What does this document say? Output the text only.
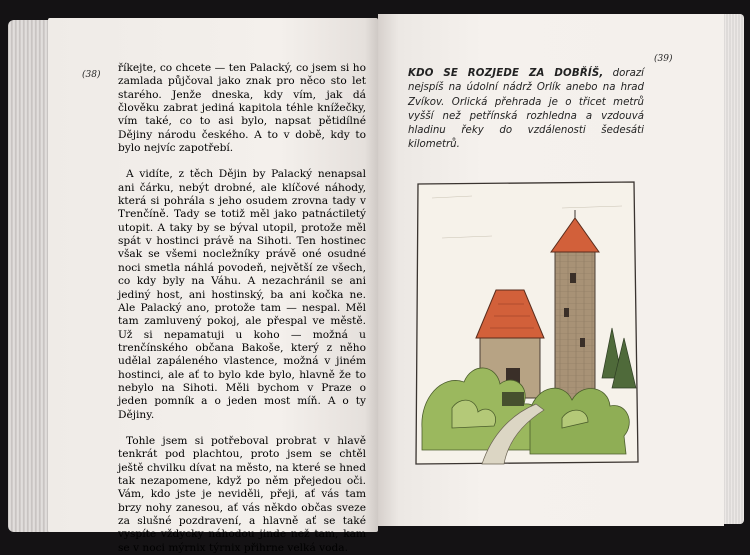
(38)
(39)

říkejte, co chcete — ten Palacký, co jsem si ho zamlada půjčoval jako znak pro něco sto let starého. Jenže dneska, kdy vím, jak dá člověku zabrat jediná kapitola téhle knížečky, vím také, co to asi bylo, napsat pětidílné Dějiny národu českého. A to v době, kdy to bylo nejvíc zapotřebí.

A vidíte, z těch Dějin by Palacký nenapsal ani čárku, nebýt drobné, ale klíčové náhody, která si pohrála s jeho osudem zrovna tady v Trenčíně. Tady se totiž měl jako patnáctiletý utopit. A taky by se býval utopil, protože měl spát v hostinci právě na Sihoti. Ten hostinec však se všemi nocležníky právě oné osudné noci smetla náhlá povodeň, největší ze všech, co kdy byly na Váhu. A nezachránil se ani jediný host, ani hostinský, ba ani kočka ne. Ale Palacký ano, protože tam — nespal. Měl tam zamluvený pokoj, ale přespal ve městě. Už si nepamatuji u koho — možná u trenčínského občana Bakoše, který z něho udělal zapáleného vlastence, možná v jiném hostinci, ale ať to bylo kde bylo, hlavně že to nebylo na Sihoti. Měli bychom v Praze o jeden pomník a o jeden most míň. A o ty Dějiny.

Tohle jsem si potřeboval probrat v hlavě tenkrát pod plachtou, proto jsem se chtěl ještě chvilku dívat na město, na které se hned tak nezapomene, když po něm přejedou oči. Vám, kdo jste je neviděli, přeji, ať vás tam brzy nohy zanesou, ať vás někdo občas sveze za slušné pozdravení, a hlavně ať se také vyspíte vždycky náhodou jinde než tam, kam se v noci mýrnix týrnix přihrne velká voda.

KDO SE ROZJEDE ZA DOBŘÍŠ, dorazí nejspíš na údolní nádrž Orlík anebo na hrad Zvíkov. Orlická přehrada je o třicet metrů vyšší než petřínská rozhledna a vzdouvá hladinu řeky do vzdálenosti šedesáti kilometrů.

## The problem:
Going over the lines above, work out how many include "jako", then give only that number.

## Reply:
2